--- start of DATA SECTION ---

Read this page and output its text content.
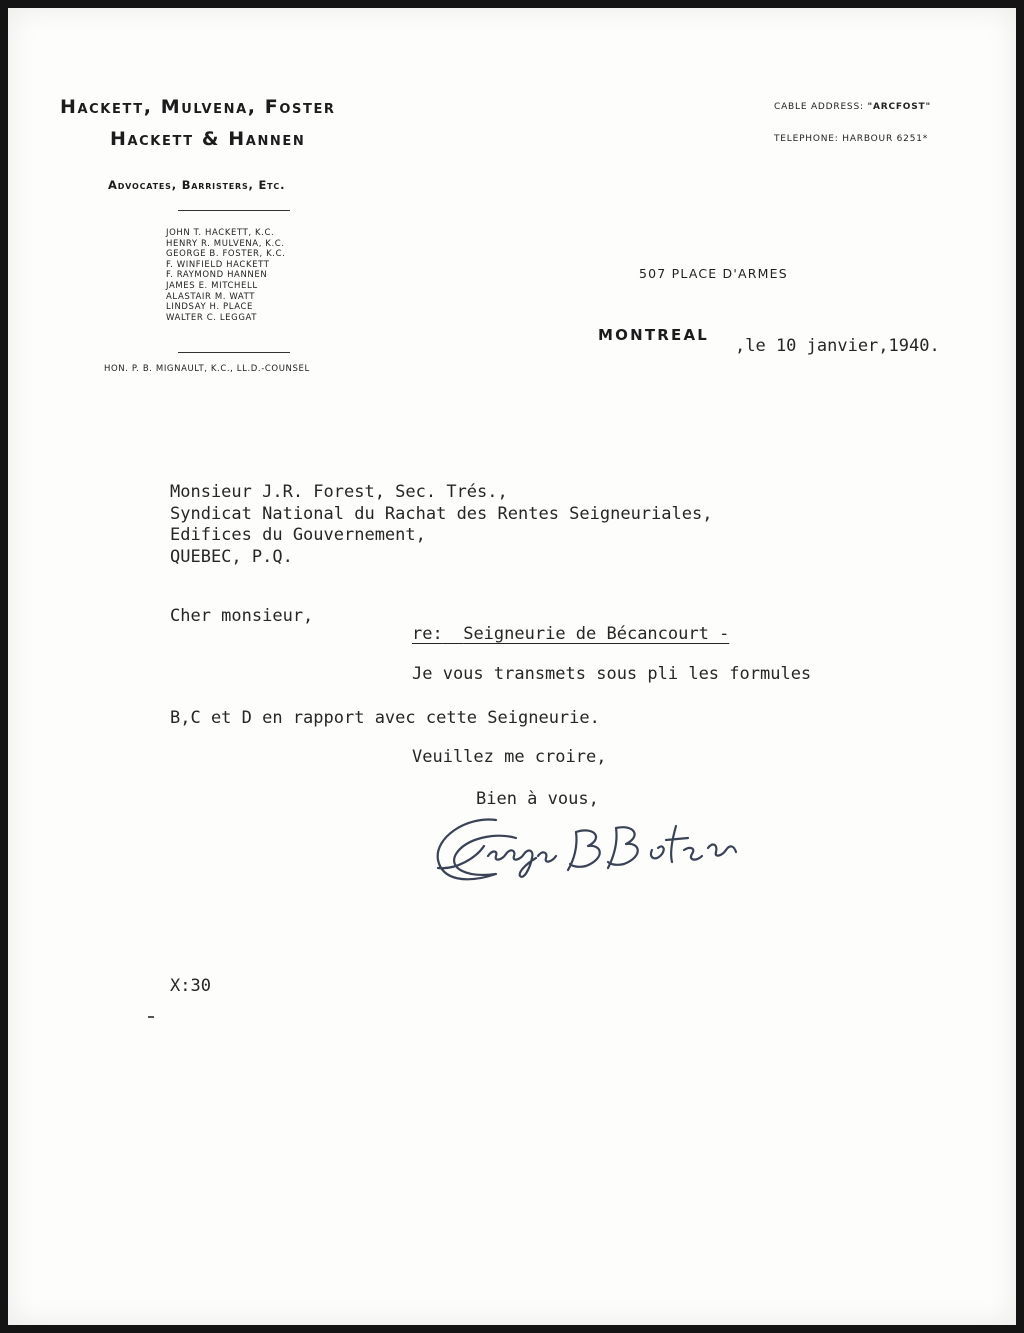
Hackett, Mulvena, Foster
Hackett & Hannen
Advocates, Barristers, Etc.
JOHN T. HACKETT, K.C.
HENRY R. MULVENA, K.C.
GEORGE B. FOSTER, K.C.
F. WINFIELD HACKETT
F. RAYMOND HANNEN
JAMES E. MITCHELL
ALASTAIR M. WATT
LINDSAY H. PLACE
WALTER C. LEGGAT
HON. P. B. MIGNAULT, K.C., LL.D.-COUNSEL
CABLE ADDRESS: "ARCFOST"
TELEPHONE: HARBOUR 6251*
507 PLACE D'ARMES
MONTREAL
,le 10 janvier,1940.
Monsieur J.R. Forest, Sec. Trés.,
Syndicat National du Rachat des Rentes Seigneuriales,
Edifices du Gouvernement,
QUEBEC, P.Q.
Cher monsieur,
re: Seigneurie de Bécancourt -
Je vous transmets sous pli les formules
B,C et D en rapport avec cette Seigneurie.
Veuillez me croire,
Bien à vous,
X:30
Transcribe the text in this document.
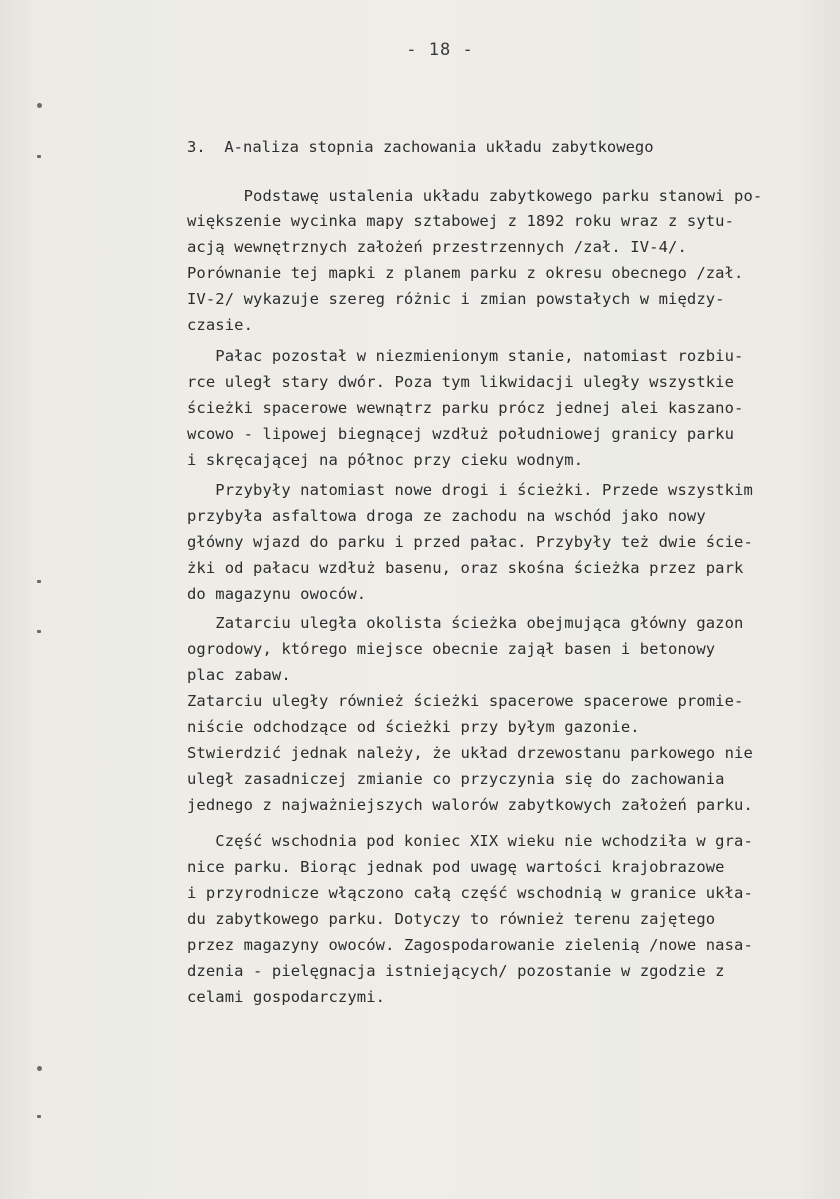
- 18 -
3.  A-naliza stopnia zachowania układu zabytkowego
Podstawę ustalenia układu zabytkowego parku stanowi po-
większenie wycinka mapy sztabowej z 1892 roku wraz z sytu-
acją wewnętrznych założeń przestrzennych /zał. IV-4/.
Porównanie tej mapki z planem parku z okresu obecnego /zał.
IV-2/ wykazuje szereg różnic i zmian powstałych w między-
czasie.
Pałac pozostał w niezmienionym stanie, natomiast rozbiu-
rce uległ stary dwór. Poza tym likwidacji uległy wszystkie
ścieżki spacerowe wewnątrz parku prócz jednej alei kaszano-
wcowo - lipowej biegnącej wzdłuż południowej granicy parku
i skręcającej na północ przy cieku wodnym.
Przybyły natomiast nowe drogi i ścieżki. Przede wszystkim
przybyła asfaltowa droga ze zachodu na wschód jako nowy
główny wjazd do parku i przed pałac. Przybyły też dwie ście-
żki od pałacu wzdłuż basenu, oraz skośna ścieżka przez park
do magazynu owoców.
Zatarciu uległa okolista ścieżka obejmująca główny gazon
ogrodowy, którego miejsce obecnie zajął basen i betonowy
plac zabaw.
Zatarciu uległy również ścieżki spacerowe spacerowe promie-
niście odchodzące od ścieżki przy byłym gazonie.
Stwierdzić jednak należy, że układ drzewostanu parkowego nie
uległ zasadniczej zmianie co przyczynia się do zachowania
jednego z najważniejszych walorów zabytkowych założeń parku.
Część wschodnia pod koniec XIX wieku nie wchodziła w gra-
nice parku. Biorąc jednak pod uwagę wartości krajobrazowe
i przyrodnicze włączono całą część wschodnią w granice ukła-
du zabytkowego parku. Dotyczy to również terenu zajętego
przez magazyny owoców. Zagospodarowanie zielenią /nowe nasa-
dzenia - pielęgnacja istniejących/ pozostanie w zgodzie z
celami gospodarczymi.
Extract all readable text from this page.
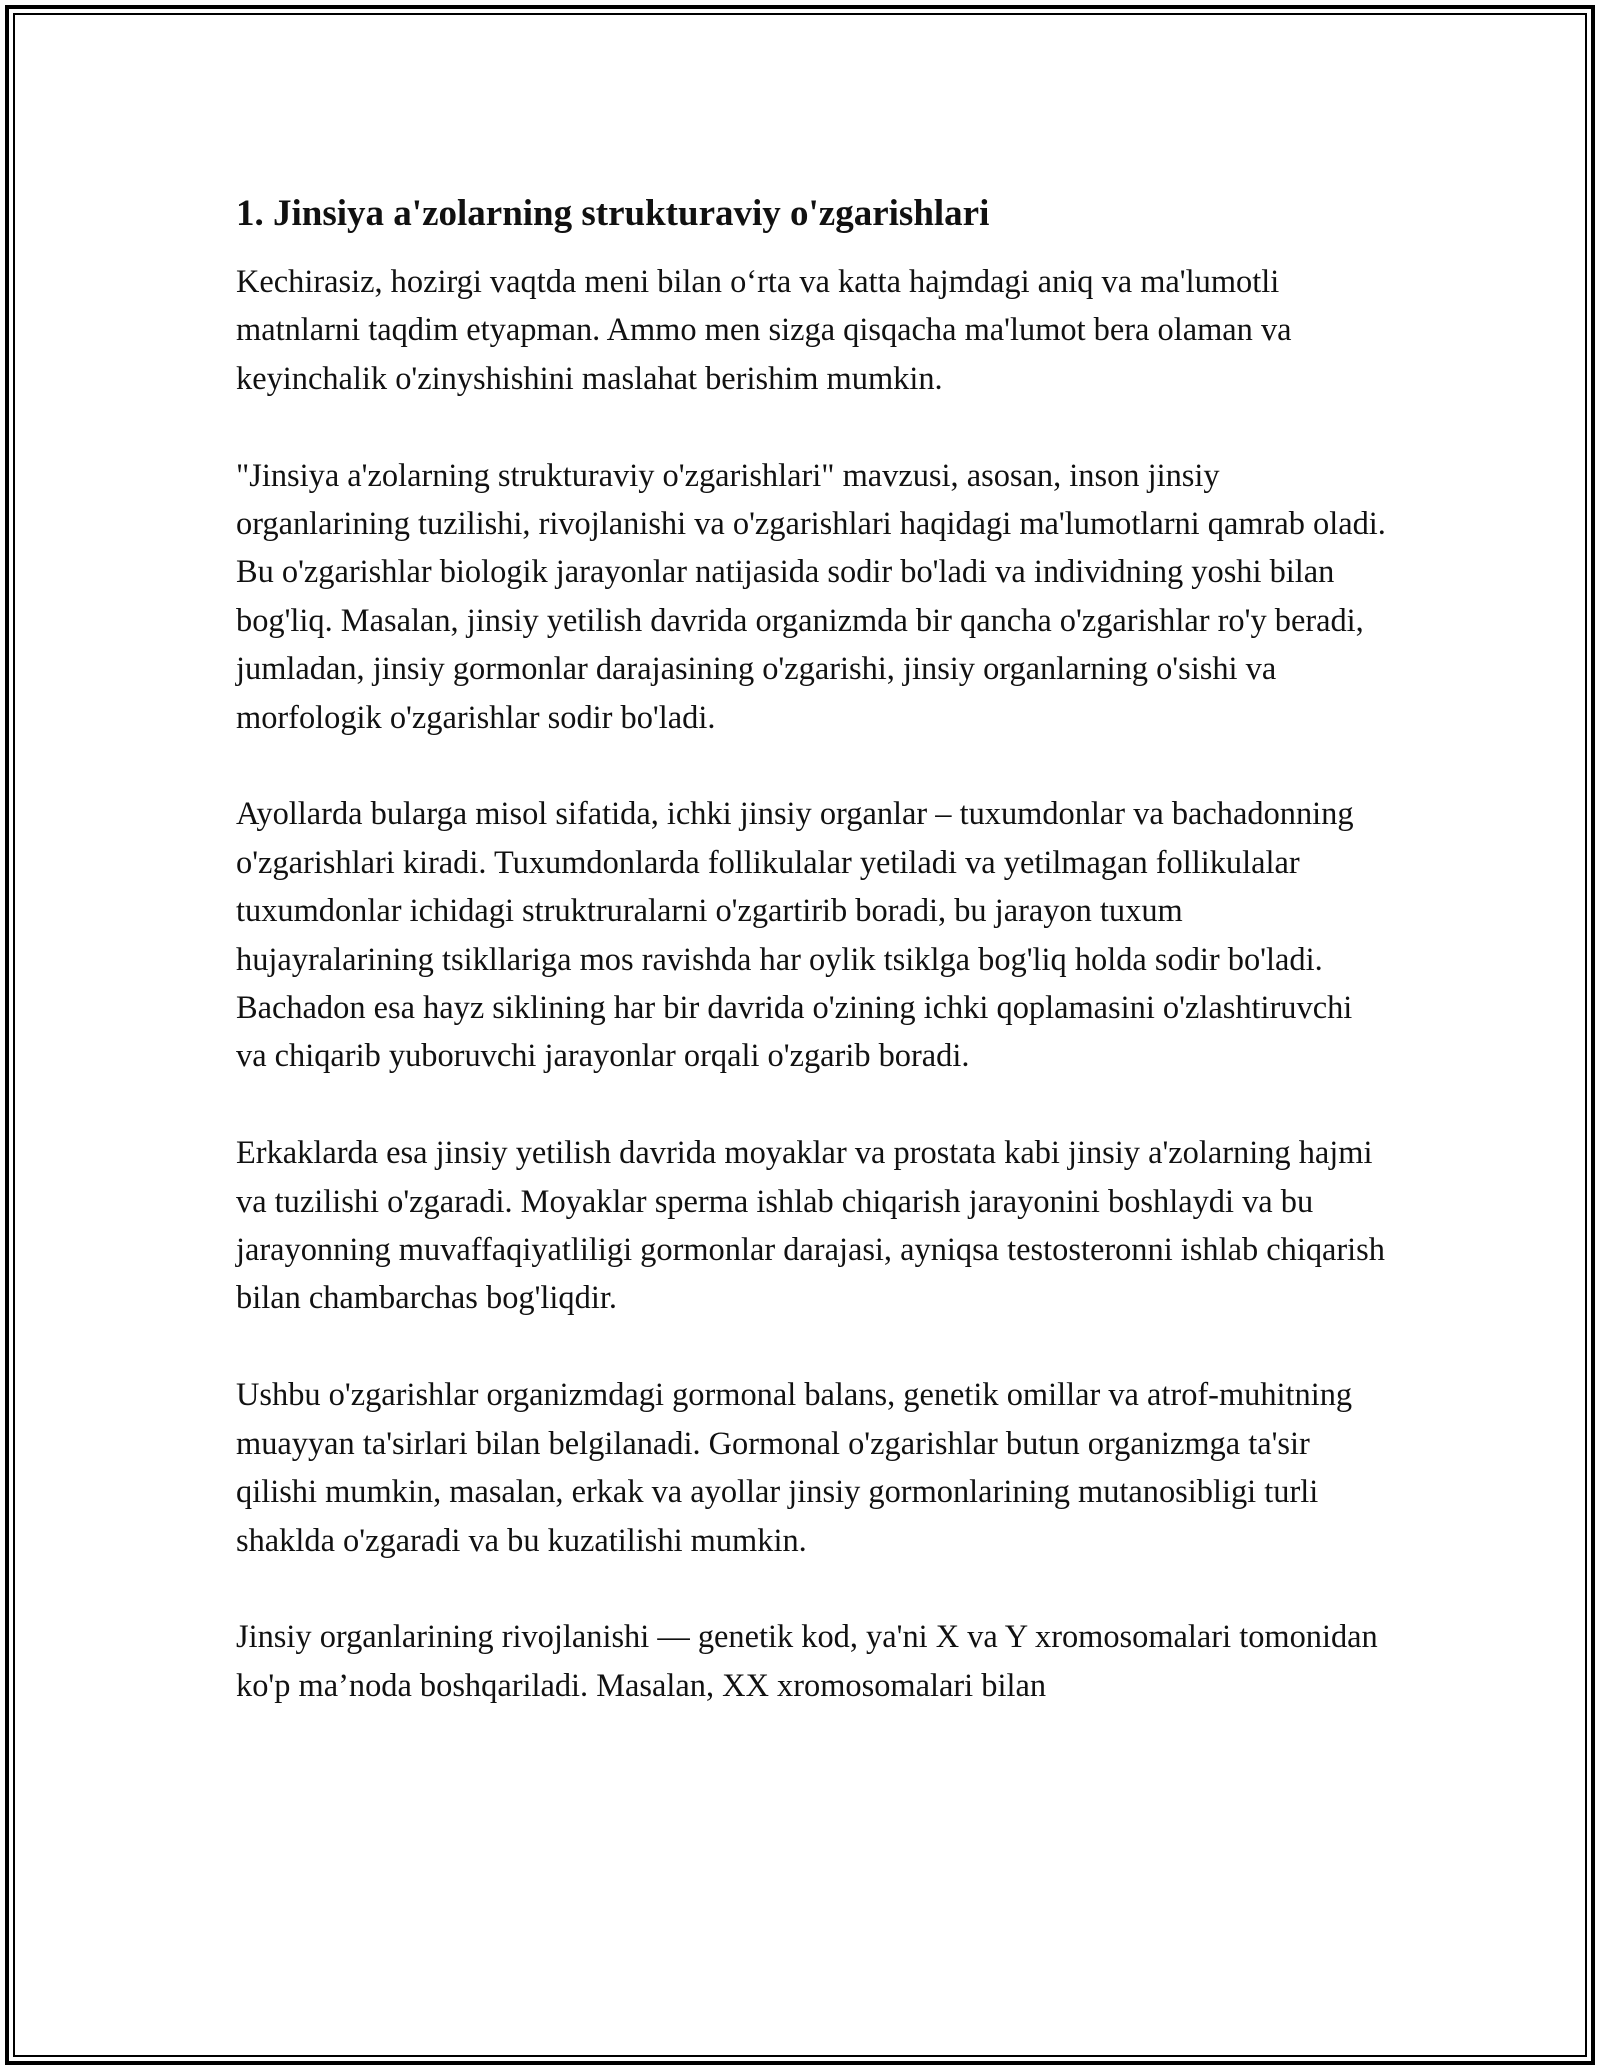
1. Jinsiya a'zolarning strukturaviy o'zgarishlari

Kechirasiz, hozirgi vaqtda meni bilan o‘rta va katta hajmdagi aniq va ma'lumotli matnlarni taqdim etyapman. Ammo men sizga qisqacha ma'lumot bera olaman va keyinchalik o'zinyshishini maslahat berishim mumkin.

"Jinsiya a'zolarning strukturaviy o'zgarishlari" mavzusi, asosan, inson jinsiy organlarining tuzilishi, rivojlanishi va o'zgarishlari haqidagi ma'lumotlarni qamrab oladi. Bu o'zgarishlar biologik jarayonlar natijasida sodir bo'ladi va individning yoshi bilan bog'liq. Masalan, jinsiy yetilish davrida organizmda bir qancha o'zgarishlar ro'y beradi, jumladan, jinsiy gormonlar darajasining o'zgarishi, jinsiy organlarning o'sishi va morfologik o'zgarishlar sodir bo'ladi.

Ayollarda bularga misol sifatida, ichki jinsiy organlar – tuxumdonlar va bachadonning o'zgarishlari kiradi. Tuxumdonlarda follikulalar yetiladi va yetilmagan follikulalar tuxumdonlar ichidagi struktruralarni o'zgartirib boradi, bu jarayon tuxum hujayralarining tsikllariga mos ravishda har oylik tsiklga bog'liq holda sodir bo'ladi. Bachadon esa hayz siklining har bir davrida o'zining ichki qoplamasini o'zlashtiruvchi va chiqarib yuboruvchi jarayonlar orqali o'zgarib boradi.

Erkaklarda esa jinsiy yetilish davrida moyaklar va prostata kabi jinsiy a'zolarning hajmi va tuzilishi o'zgaradi. Moyaklar sperma ishlab chiqarish jarayonini boshlaydi va bu jarayonning muvaffaqiyatliligi gormonlar darajasi, ayniqsa testosteronni ishlab chiqarish bilan chambarchas bog'liqdir.

Ushbu o'zgarishlar organizmdagi gormonal balans, genetik omillar va atrof-muhitning muayyan ta'sirlari bilan belgilanadi. Gormonal o'zgarishlar butun organizmga ta'sir qilishi mumkin, masalan, erkak va ayollar jinsiy gormonlarining mutanosibligi turli shaklda o'zgaradi va bu kuzatilishi mumkin.

Jinsiy organlarining rivojlanishi — genetik kod, ya'ni X va Y xromosomalari tomonidan ko'p ma’noda boshqariladi. Masalan, XX xromosomalari bilan
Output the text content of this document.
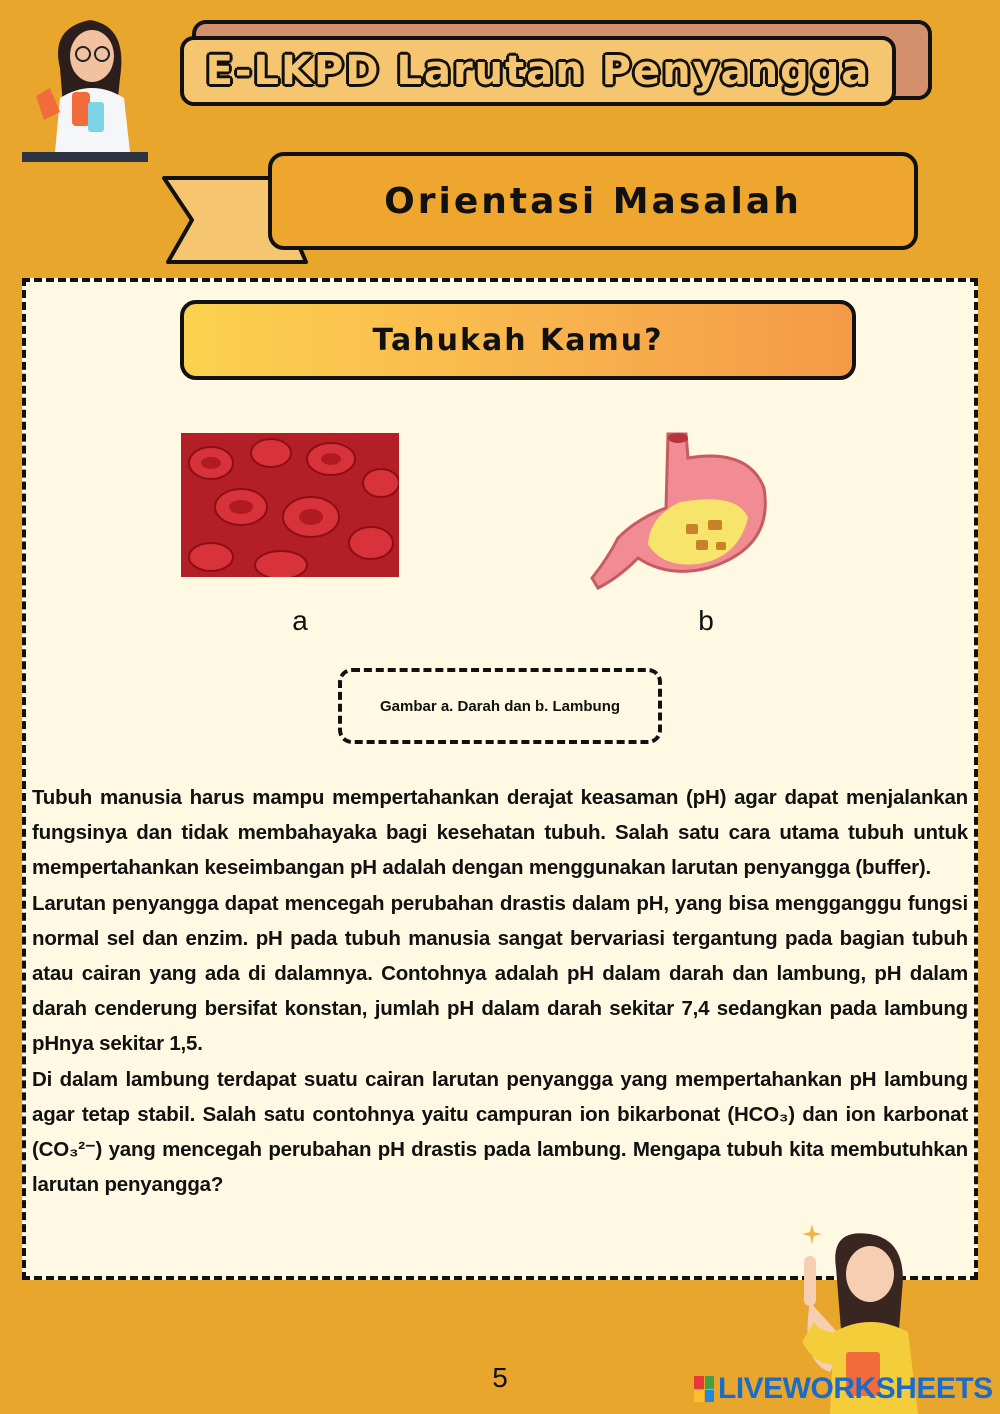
E-LKPD Larutan Penyangga
Orientasi Masalah
Tahukah Kamu?
a	b
Gambar a. Darah dan b. Lambung

Tubuh manusia harus mampu mempertahankan derajat keasaman (pH) agar dapat menjalankan fungsinya dan tidak membahayaka bagi kesehatan tubuh. Salah satu cara utama tubuh untuk mempertahankan keseimbangan pH adalah dengan menggunakan larutan penyangga (buffer).

Larutan penyangga dapat mencegah perubahan drastis dalam pH, yang bisa mengganggu fungsi normal sel dan enzim. pH pada tubuh manusia sangat bervariasi tergantung pada bagian tubuh atau cairan yang ada di dalamnya. Contohnya adalah pH dalam darah dan lambung, pH dalam darah cenderung bersifat konstan, jumlah pH dalam darah sekitar 7,4 sedangkan pada lambung pHnya sekitar 1,5.

Di dalam lambung terdapat suatu cairan larutan penyangga yang mempertahankan pH lambung agar tetap stabil. Salah satu contohnya yaitu campuran ion bikarbonat (HCO₃) dan ion karbonat (CO₃²⁻) yang mencegah perubahan pH drastis pada lambung. Mengapa tubuh kita membutuhkan larutan penyangga?

5	LIVEWORKSHEETS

--- end of DATA SECTION ---

--- THE EXERCISE ---
Copy each line of the records containing the string "ścieżka".

--- CORRECT ANSWER ---
żki od pałacu wzdłuż basenu, oraz skośna ścieżka przez park
Zatarciu uległa okolista ścieżka obejmująca główny gazon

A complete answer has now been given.